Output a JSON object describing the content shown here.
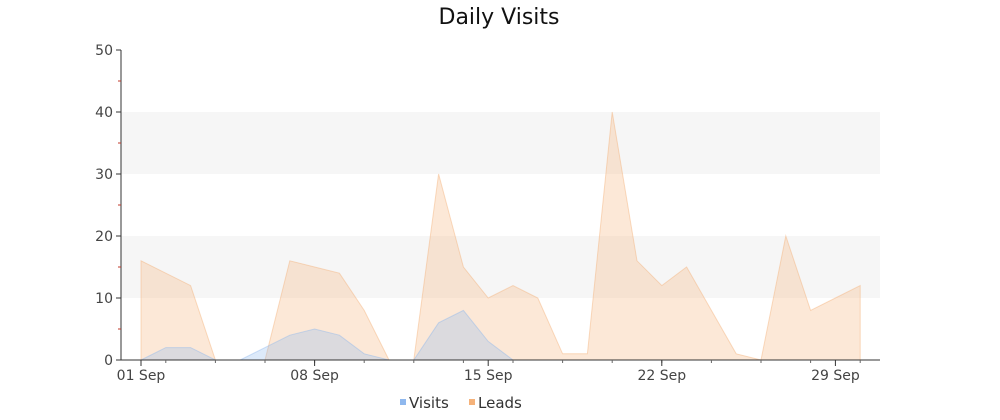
{
  "chart_data": {
    "type": "area",
    "title": "Daily Visits",
    "xlabel": "",
    "ylabel": "",
    "ylim": [
      0,
      50
    ],
    "yticks": [
      0,
      10,
      20,
      30,
      40,
      50
    ],
    "x": [
      "01 Sep",
      "02 Sep",
      "03 Sep",
      "04 Sep",
      "05 Sep",
      "06 Sep",
      "07 Sep",
      "08 Sep",
      "09 Sep",
      "10 Sep",
      "11 Sep",
      "12 Sep",
      "13 Sep",
      "14 Sep",
      "15 Sep",
      "16 Sep",
      "17 Sep",
      "18 Sep",
      "19 Sep",
      "20 Sep",
      "21 Sep",
      "22 Sep",
      "23 Sep",
      "24 Sep",
      "25 Sep",
      "26 Sep",
      "27 Sep",
      "28 Sep",
      "29 Sep",
      "30 Sep"
    ],
    "xticks": [
      "01 Sep",
      "08 Sep",
      "15 Sep",
      "22 Sep",
      "29 Sep"
    ],
    "grid_bands": true,
    "legend_position": "bottom",
    "series": [
      {
        "name": "Visits",
        "color": "#8fb8ee",
        "values": [
          0,
          2,
          2,
          0,
          0,
          2,
          4,
          5,
          4,
          1,
          0,
          0,
          6,
          8,
          3,
          0,
          0,
          0,
          0,
          0,
          0,
          0,
          0,
          0,
          0,
          0,
          0,
          0,
          0,
          0
        ]
      },
      {
        "name": "Leads",
        "color": "#f5b27a",
        "values": [
          16,
          14,
          12,
          0,
          0,
          0,
          16,
          15,
          14,
          8,
          0,
          0,
          30,
          15,
          10,
          12,
          10,
          1,
          1,
          40,
          16,
          12,
          15,
          8,
          1,
          0,
          20,
          8,
          10,
          12
        ]
      }
    ]
  }
}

(Problem details)
Copy out every line of the material above exactly, skipping the pictures.

(Response to the exercise)
Output a JSON object describing the content shown here.
{
  "chart_data": {
    "type": "area",
    "title": "Daily Visits",
    "xlabel": "",
    "ylabel": "",
    "ylim": [
      0,
      50
    ],
    "yticks": [
      0,
      10,
      20,
      30,
      40,
      50
    ],
    "x": [
      "01 Sep",
      "02 Sep",
      "03 Sep",
      "04 Sep",
      "05 Sep",
      "06 Sep",
      "07 Sep",
      "08 Sep",
      "09 Sep",
      "10 Sep",
      "11 Sep",
      "12 Sep",
      "13 Sep",
      "14 Sep",
      "15 Sep",
      "16 Sep",
      "17 Sep",
      "18 Sep",
      "19 Sep",
      "20 Sep",
      "21 Sep",
      "22 Sep",
      "23 Sep",
      "24 Sep",
      "25 Sep",
      "26 Sep",
      "27 Sep",
      "28 Sep",
      "29 Sep",
      "30 Sep"
    ],
    "xticks": [
      "01 Sep",
      "08 Sep",
      "15 Sep",
      "22 Sep",
      "29 Sep"
    ],
    "grid_bands": true,
    "legend_position": "bottom",
    "series": [
      {
        "name": "Visits",
        "color": "#8fb8ee",
        "values": [
          0,
          2,
          2,
          0,
          0,
          2,
          4,
          5,
          4,
          1,
          0,
          0,
          6,
          8,
          3,
          0,
          0,
          0,
          0,
          0,
          0,
          0,
          0,
          0,
          0,
          0,
          0,
          0,
          0,
          0
        ]
      },
      {
        "name": "Leads",
        "color": "#f5b27a",
        "values": [
          16,
          14,
          12,
          0,
          0,
          0,
          16,
          15,
          14,
          8,
          0,
          0,
          30,
          15,
          10,
          12,
          10,
          1,
          1,
          40,
          16,
          12,
          15,
          8,
          1,
          0,
          20,
          8,
          10,
          12
        ]
      }
    ]
  }
}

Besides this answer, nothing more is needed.